Raw records:
+ + + + +
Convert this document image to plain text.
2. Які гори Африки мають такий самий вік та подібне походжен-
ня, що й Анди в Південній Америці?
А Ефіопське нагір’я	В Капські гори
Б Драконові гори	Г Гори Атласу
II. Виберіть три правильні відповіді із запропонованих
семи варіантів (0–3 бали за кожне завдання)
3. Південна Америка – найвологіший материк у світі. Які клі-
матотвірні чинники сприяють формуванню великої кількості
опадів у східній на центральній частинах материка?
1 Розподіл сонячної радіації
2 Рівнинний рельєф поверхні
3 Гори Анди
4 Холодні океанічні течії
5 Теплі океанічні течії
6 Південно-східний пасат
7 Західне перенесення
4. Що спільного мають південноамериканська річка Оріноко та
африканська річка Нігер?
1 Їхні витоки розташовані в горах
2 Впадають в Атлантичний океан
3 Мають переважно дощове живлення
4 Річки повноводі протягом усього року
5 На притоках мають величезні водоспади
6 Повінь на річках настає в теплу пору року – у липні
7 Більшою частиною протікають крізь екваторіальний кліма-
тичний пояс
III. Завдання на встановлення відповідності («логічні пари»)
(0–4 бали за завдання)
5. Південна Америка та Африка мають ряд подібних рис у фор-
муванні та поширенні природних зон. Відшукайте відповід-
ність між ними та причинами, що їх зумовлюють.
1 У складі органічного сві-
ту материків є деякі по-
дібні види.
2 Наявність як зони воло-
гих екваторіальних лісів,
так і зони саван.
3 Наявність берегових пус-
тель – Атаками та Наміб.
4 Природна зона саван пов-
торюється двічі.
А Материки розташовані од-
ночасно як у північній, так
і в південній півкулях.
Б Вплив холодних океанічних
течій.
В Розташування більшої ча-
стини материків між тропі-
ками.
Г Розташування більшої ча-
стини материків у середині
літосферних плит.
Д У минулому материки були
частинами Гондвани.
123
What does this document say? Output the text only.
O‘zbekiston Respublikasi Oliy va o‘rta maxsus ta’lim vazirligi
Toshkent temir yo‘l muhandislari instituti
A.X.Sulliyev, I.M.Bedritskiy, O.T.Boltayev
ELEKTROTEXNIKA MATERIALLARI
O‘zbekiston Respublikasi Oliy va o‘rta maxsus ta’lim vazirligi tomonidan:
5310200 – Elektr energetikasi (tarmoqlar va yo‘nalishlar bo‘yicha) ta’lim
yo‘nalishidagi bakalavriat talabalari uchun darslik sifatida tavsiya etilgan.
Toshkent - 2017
+ + + + +
● **EXERCISE TASK**
Reproduce the whole listing word for word.

● **THE REPLY**
Convert this document image to plain text.
2. Які гори Африки мають такий самий вік та подібне походжен-
ня, що й Анди в Південній Америці?
А Ефіопське нагір’я	В Капські гори
Б Драконові гори	Г Гори Атласу
II. Виберіть три правильні відповіді із запропонованих
семи варіантів (0–3 бали за кожне завдання)
3. Південна Америка – найвологіший материк у світі. Які клі-
матотвірні чинники сприяють формуванню великої кількості
опадів у східній на центральній частинах материка?
1 Розподіл сонячної радіації
2 Рівнинний рельєф поверхні
3 Гори Анди
4 Холодні океанічні течії
5 Теплі океанічні течії
6 Південно-східний пасат
7 Західне перенесення
4. Що спільного мають південноамериканська річка Оріноко та
африканська річка Нігер?
1 Їхні витоки розташовані в горах
2 Впадають в Атлантичний океан
3 Мають переважно дощове живлення
4 Річки повноводі протягом усього року
5 На притоках мають величезні водоспади
6 Повінь на річках настає в теплу пору року – у липні
7 Більшою частиною протікають крізь екваторіальний кліма-
тичний пояс
III. Завдання на встановлення відповідності («логічні пари»)
(0–4 бали за завдання)
5. Південна Америка та Африка мають ряд подібних рис у фор-
муванні та поширенні природних зон. Відшукайте відповід-
ність між ними та причинами, що їх зумовлюють.
1 У складі органічного сві-
ту материків є деякі по-
дібні види.
2 Наявність як зони воло-
гих екваторіальних лісів,
так і зони саван.
3 Наявність берегових пус-
тель – Атаками та Наміб.
4 Природна зона саван пов-
торюється двічі.
А Материки розташовані од-
ночасно як у північній, так
і в південній півкулях.
Б Вплив холодних океанічних
течій.
В Розташування більшої ча-
стини материків між тропі-
ками.
Г Розташування більшої ча-
стини материків у середині
літосферних плит.
Д У минулому материки були
частинами Гондвани.
123
What does this document say? Output the text only.
O‘zbekiston Respublikasi Oliy va o‘rta maxsus ta’lim vazirligi
Toshkent temir yo‘l muhandislari instituti
A.X.Sulliyev, I.M.Bedritskiy, O.T.Boltayev
ELEKTROTEXNIKA MATERIALLARI
O‘zbekiston Respublikasi Oliy va o‘rta maxsus ta’lim vazirligi tomonidan:
5310200 – Elektr energetikasi (tarmoqlar va yo‘nalishlar bo‘yicha) ta’lim
yo‘nalishidagi bakalavriat talabalari uchun darslik sifatida tavsiya etilgan.
Toshkent - 2017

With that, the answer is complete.